— Source records —
####################

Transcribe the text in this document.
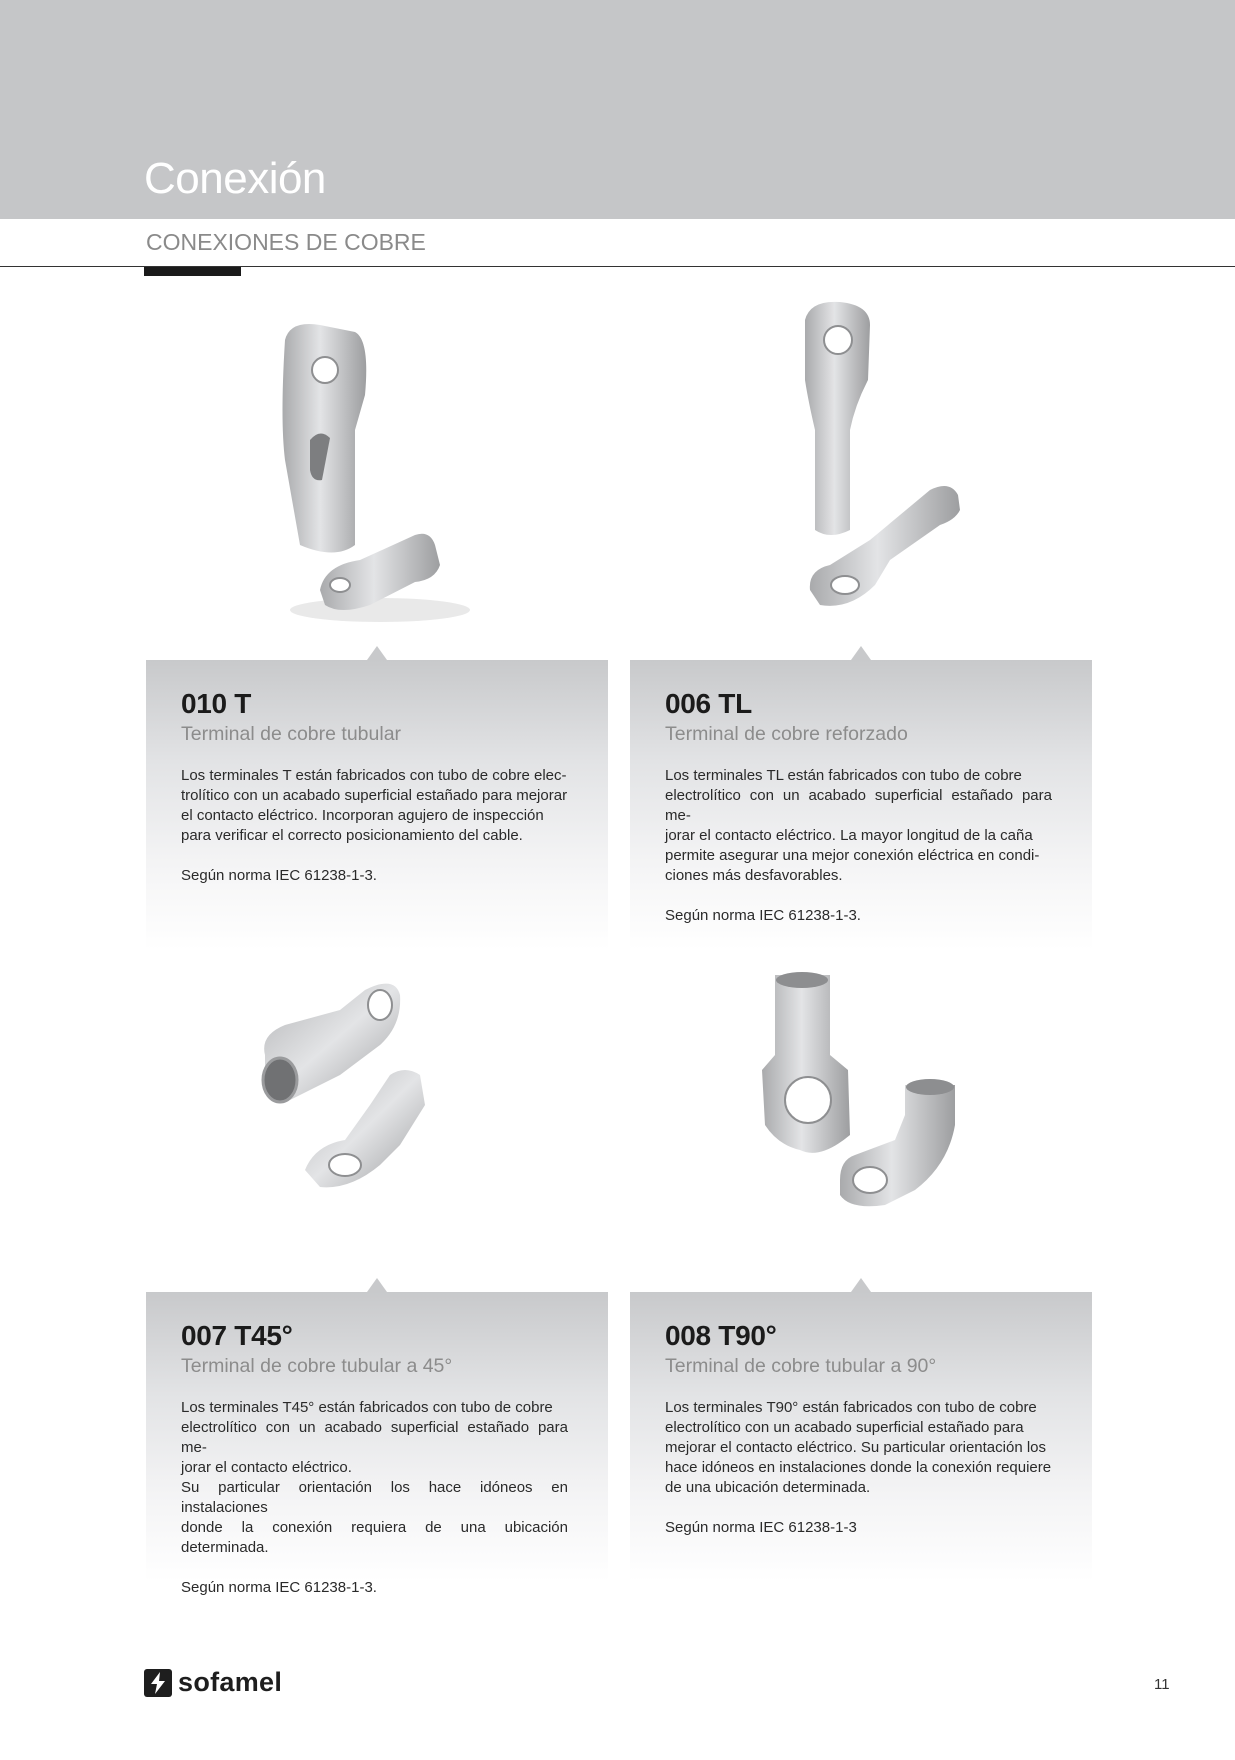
Conexión
CONEXIONES DE COBRE
010 T
Terminal de cobre tubular
Los terminales T están fabricados con tubo de cobre elec-
trolítico con un acabado superficial estañado para mejorar
el contacto eléctrico. Incorporan agujero de inspección
para verificar el correcto posicionamiento del cable.
Según norma IEC 61238-1-3.
006 TL
Terminal de cobre reforzado
Los terminales TL están fabricados con tubo de cobre
electrolítico con un acabado superficial estañado para me-
jorar el contacto eléctrico. La mayor longitud de la caña
permite asegurar una mejor conexión eléctrica en condi-
ciones más desfavorables.
Según norma IEC 61238-1-3.
007 T45°
Terminal de cobre tubular a 45°
Los terminales T45° están fabricados con tubo de cobre
electrolítico con un acabado superficial estañado para me-
jorar el contacto eléctrico.
Su particular orientación los hace idóneos en instalaciones
donde la conexión requiera de una ubicación determinada.
Según norma IEC 61238-1-3.
008 T90°
Terminal de cobre tubular a 90°
Los terminales T90° están fabricados con tubo de cobre
electrolítico con un acabado superficial estañado para
mejorar el contacto eléctrico. Su particular orientación los
hace idóneos en instalaciones donde la conexión requiere
de una ubicación determinada.
Según norma IEC 61238-1-3
sofamel	11
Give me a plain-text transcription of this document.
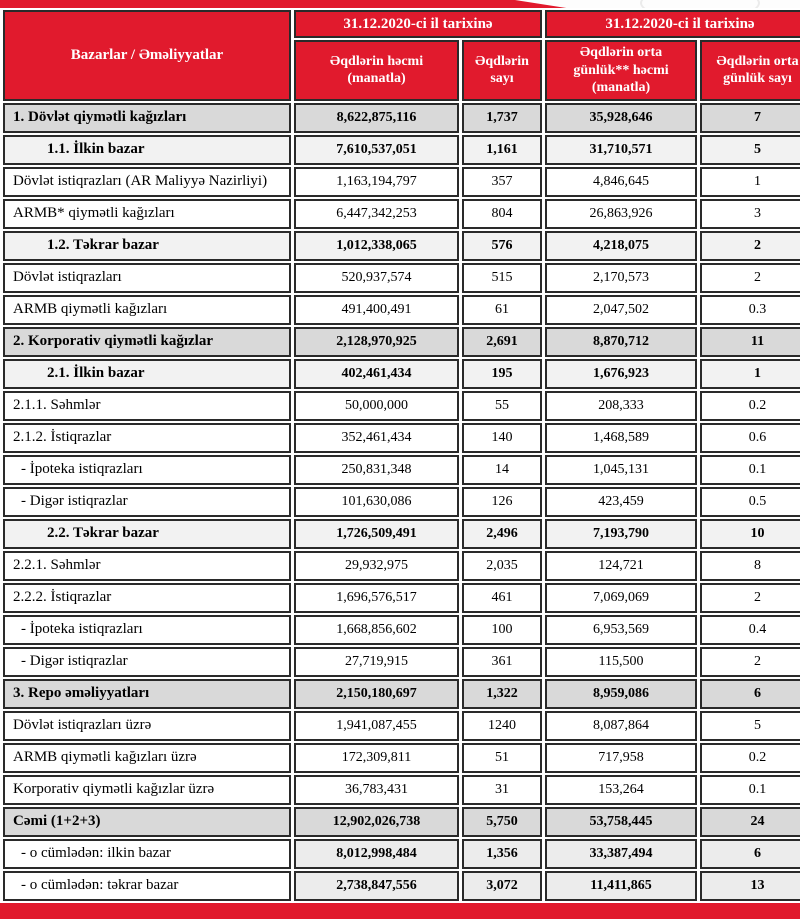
Bazarlar / Əməliyyatlar	31.12.2020-ci il tarixinə		31.12.2020-ci il tarixinə	
	Əqdlərin həcmi (manatla)	Əqdlərin sayı	Əqdlərin orta günlük** həcmi (manatla)	Əqdlərin orta günlük sayı
1. Dövlət qiymətli kağızları	8,622,875,116	1,737	35,928,646	7
1.1. İlkin bazar	7,610,537,051	1,161	31,710,571	5
Dövlət istiqrazları (AR Maliyyə Nazirliyi)	1,163,194,797	357	4,846,645	1
ARMB* qiymətli kağızları	6,447,342,253	804	26,863,926	3
1.2. Təkrar bazar	1,012,338,065	576	4,218,075	2
Dövlət istiqrazları	520,937,574	515	2,170,573	2
ARMB qiymətli kağızları	491,400,491	61	2,047,502	0.3
2. Korporativ qiymətli kağızlar	2,128,970,925	2,691	8,870,712	11
2.1. İlkin bazar	402,461,434	195	1,676,923	1
2.1.1. Səhmlər	50,000,000	55	208,333	0.2
2.1.2. İstiqrazlar	352,461,434	140	1,468,589	0.6
- İpoteka istiqrazları	250,831,348	14	1,045,131	0.1
- Digər istiqrazlar	101,630,086	126	423,459	0.5
2.2. Təkrar bazar	1,726,509,491	2,496	7,193,790	10
2.2.1. Səhmlər	29,932,975	2,035	124,721	8
2.2.2. İstiqrazlar	1,696,576,517	461	7,069,069	2
- İpoteka istiqrazları	1,668,856,602	100	6,953,569	0.4
- Digər istiqrazlar	27,719,915	361	115,500	2
3. Repo əməliyyatları	2,150,180,697	1,322	8,959,086	6
Dövlət istiqrazları üzrə	1,941,087,455	1240	8,087,864	5
ARMB qiymətli kağızları üzrə	172,309,811	51	717,958	0.2
Korporativ qiymətli kağızlar üzrə	36,783,431	31	153,264	0.1
Cəmi (1+2+3)	12,902,026,738	5,750	53,758,445	24
- o cümlədən: ilkin bazar	8,012,998,484	1,356	33,387,494	6
- o cümlədən: təkrar bazar	2,738,847,556	3,072	11,411,865	13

####################

— Task instructions —
Pull out the lines above in which the word "ubicación" appears.

— Correct response —
donde la conexión requiera de una ubicación determinada.
de una ubicación determinada.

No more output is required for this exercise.